Records excerpted from a collection:
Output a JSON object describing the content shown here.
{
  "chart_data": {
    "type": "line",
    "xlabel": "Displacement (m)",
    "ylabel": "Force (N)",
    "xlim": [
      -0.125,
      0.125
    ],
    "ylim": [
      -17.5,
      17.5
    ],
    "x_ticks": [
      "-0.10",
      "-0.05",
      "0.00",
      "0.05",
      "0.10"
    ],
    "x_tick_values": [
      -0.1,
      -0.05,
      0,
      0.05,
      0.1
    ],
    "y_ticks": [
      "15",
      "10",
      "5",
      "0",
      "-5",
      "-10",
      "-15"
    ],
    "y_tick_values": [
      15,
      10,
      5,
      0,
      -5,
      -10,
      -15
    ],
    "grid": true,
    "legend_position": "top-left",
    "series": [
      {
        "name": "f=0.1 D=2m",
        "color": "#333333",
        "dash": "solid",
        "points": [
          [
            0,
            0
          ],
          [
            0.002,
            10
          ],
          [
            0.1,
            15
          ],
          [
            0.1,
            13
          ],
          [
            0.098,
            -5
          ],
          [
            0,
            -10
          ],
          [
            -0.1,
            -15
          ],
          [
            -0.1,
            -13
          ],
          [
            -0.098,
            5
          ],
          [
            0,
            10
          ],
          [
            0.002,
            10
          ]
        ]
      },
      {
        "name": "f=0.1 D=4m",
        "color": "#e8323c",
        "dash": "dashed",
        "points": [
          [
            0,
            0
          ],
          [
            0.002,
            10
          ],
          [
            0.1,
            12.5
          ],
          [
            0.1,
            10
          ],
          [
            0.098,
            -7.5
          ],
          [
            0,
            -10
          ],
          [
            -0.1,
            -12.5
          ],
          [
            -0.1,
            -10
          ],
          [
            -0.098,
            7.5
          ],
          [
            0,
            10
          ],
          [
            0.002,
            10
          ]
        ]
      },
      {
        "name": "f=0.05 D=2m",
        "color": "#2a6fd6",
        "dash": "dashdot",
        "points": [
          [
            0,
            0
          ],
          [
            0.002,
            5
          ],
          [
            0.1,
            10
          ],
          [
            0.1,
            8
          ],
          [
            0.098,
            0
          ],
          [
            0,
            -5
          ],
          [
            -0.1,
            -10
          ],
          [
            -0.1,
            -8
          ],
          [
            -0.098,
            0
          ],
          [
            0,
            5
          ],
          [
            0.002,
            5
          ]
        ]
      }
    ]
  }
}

### [STATED EXERCISE]
All of the entries must be quoted exactly; please include each one.

### [THE SOLUTION]
Output a JSON object describing the content shown here.
{
  "chart_data": {
    "type": "line",
    "xlabel": "Displacement (m)",
    "ylabel": "Force (N)",
    "xlim": [
      -0.125,
      0.125
    ],
    "ylim": [
      -17.5,
      17.5
    ],
    "x_ticks": [
      "-0.10",
      "-0.05",
      "0.00",
      "0.05",
      "0.10"
    ],
    "x_tick_values": [
      -0.1,
      -0.05,
      0,
      0.05,
      0.1
    ],
    "y_ticks": [
      "15",
      "10",
      "5",
      "0",
      "-5",
      "-10",
      "-15"
    ],
    "y_tick_values": [
      15,
      10,
      5,
      0,
      -5,
      -10,
      -15
    ],
    "grid": true,
    "legend_position": "top-left",
    "series": [
      {
        "name": "f=0.1 D=2m",
        "color": "#333333",
        "dash": "solid",
        "points": [
          [
            0,
            0
          ],
          [
            0.002,
            10
          ],
          [
            0.1,
            15
          ],
          [
            0.1,
            13
          ],
          [
            0.098,
            -5
          ],
          [
            0,
            -10
          ],
          [
            -0.1,
            -15
          ],
          [
            -0.1,
            -13
          ],
          [
            -0.098,
            5
          ],
          [
            0,
            10
          ],
          [
            0.002,
            10
          ]
        ]
      },
      {
        "name": "f=0.1 D=4m",
        "color": "#e8323c",
        "dash": "dashed",
        "points": [
          [
            0,
            0
          ],
          [
            0.002,
            10
          ],
          [
            0.1,
            12.5
          ],
          [
            0.1,
            10
          ],
          [
            0.098,
            -7.5
          ],
          [
            0,
            -10
          ],
          [
            -0.1,
            -12.5
          ],
          [
            -0.1,
            -10
          ],
          [
            -0.098,
            7.5
          ],
          [
            0,
            10
          ],
          [
            0.002,
            10
          ]
        ]
      },
      {
        "name": "f=0.05 D=2m",
        "color": "#2a6fd6",
        "dash": "dashdot",
        "points": [
          [
            0,
            0
          ],
          [
            0.002,
            5
          ],
          [
            0.1,
            10
          ],
          [
            0.1,
            8
          ],
          [
            0.098,
            0
          ],
          [
            0,
            -5
          ],
          [
            -0.1,
            -10
          ],
          [
            -0.1,
            -8
          ],
          [
            -0.098,
            0
          ],
          [
            0,
            5
          ],
          [
            0.002,
            5
          ]
        ]
      }
    ]
  }
}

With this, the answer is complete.